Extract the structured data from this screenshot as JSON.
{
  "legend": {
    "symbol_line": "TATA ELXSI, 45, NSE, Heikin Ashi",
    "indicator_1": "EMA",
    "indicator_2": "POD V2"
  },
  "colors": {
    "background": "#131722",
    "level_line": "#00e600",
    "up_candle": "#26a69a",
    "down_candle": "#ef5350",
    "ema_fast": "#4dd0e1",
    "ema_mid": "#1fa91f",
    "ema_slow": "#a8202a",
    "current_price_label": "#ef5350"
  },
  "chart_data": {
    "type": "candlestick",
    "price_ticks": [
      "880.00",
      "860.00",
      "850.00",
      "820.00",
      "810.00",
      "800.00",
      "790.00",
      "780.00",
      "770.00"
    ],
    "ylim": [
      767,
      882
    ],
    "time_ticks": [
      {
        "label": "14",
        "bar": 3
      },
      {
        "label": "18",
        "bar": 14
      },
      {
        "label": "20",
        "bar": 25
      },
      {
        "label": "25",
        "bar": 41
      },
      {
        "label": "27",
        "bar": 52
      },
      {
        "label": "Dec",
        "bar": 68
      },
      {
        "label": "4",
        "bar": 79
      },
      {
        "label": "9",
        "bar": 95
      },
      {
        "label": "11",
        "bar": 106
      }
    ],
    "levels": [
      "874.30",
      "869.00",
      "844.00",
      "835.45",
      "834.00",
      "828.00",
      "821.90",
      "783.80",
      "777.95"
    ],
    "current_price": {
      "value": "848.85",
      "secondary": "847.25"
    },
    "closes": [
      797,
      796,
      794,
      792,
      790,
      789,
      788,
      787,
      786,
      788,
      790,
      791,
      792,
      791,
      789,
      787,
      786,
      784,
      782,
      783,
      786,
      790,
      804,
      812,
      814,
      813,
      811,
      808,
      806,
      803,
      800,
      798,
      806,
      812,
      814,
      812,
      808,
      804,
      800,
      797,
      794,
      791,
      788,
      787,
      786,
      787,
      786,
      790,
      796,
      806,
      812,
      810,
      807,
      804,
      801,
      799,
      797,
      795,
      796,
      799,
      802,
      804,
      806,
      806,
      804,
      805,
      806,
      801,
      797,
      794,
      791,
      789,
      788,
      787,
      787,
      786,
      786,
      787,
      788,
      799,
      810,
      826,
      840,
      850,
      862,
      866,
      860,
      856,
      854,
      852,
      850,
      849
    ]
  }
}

────

* [Task requirements] Extract the full listing above without altering anything.

* [Solution below]
Extract the structured data from this screenshot as JSON.
{
  "legend": {
    "symbol_line": "TATA ELXSI, 45, NSE, Heikin Ashi",
    "indicator_1": "EMA",
    "indicator_2": "POD V2"
  },
  "colors": {
    "background": "#131722",
    "level_line": "#00e600",
    "up_candle": "#26a69a",
    "down_candle": "#ef5350",
    "ema_fast": "#4dd0e1",
    "ema_mid": "#1fa91f",
    "ema_slow": "#a8202a",
    "current_price_label": "#ef5350"
  },
  "chart_data": {
    "type": "candlestick",
    "price_ticks": [
      "880.00",
      "860.00",
      "850.00",
      "820.00",
      "810.00",
      "800.00",
      "790.00",
      "780.00",
      "770.00"
    ],
    "ylim": [
      767,
      882
    ],
    "time_ticks": [
      {
        "label": "14",
        "bar": 3
      },
      {
        "label": "18",
        "bar": 14
      },
      {
        "label": "20",
        "bar": 25
      },
      {
        "label": "25",
        "bar": 41
      },
      {
        "label": "27",
        "bar": 52
      },
      {
        "label": "Dec",
        "bar": 68
      },
      {
        "label": "4",
        "bar": 79
      },
      {
        "label": "9",
        "bar": 95
      },
      {
        "label": "11",
        "bar": 106
      }
    ],
    "levels": [
      "874.30",
      "869.00",
      "844.00",
      "835.45",
      "834.00",
      "828.00",
      "821.90",
      "783.80",
      "777.95"
    ],
    "current_price": {
      "value": "848.85",
      "secondary": "847.25"
    },
    "closes": [
      797,
      796,
      794,
      792,
      790,
      789,
      788,
      787,
      786,
      788,
      790,
      791,
      792,
      791,
      789,
      787,
      786,
      784,
      782,
      783,
      786,
      790,
      804,
      812,
      814,
      813,
      811,
      808,
      806,
      803,
      800,
      798,
      806,
      812,
      814,
      812,
      808,
      804,
      800,
      797,
      794,
      791,
      788,
      787,
      786,
      787,
      786,
      790,
      796,
      806,
      812,
      810,
      807,
      804,
      801,
      799,
      797,
      795,
      796,
      799,
      802,
      804,
      806,
      806,
      804,
      805,
      806,
      801,
      797,
      794,
      791,
      789,
      788,
      787,
      787,
      786,
      786,
      787,
      788,
      799,
      810,
      826,
      840,
      850,
      862,
      866,
      860,
      856,
      854,
      852,
      850,
      849
    ]
  }
}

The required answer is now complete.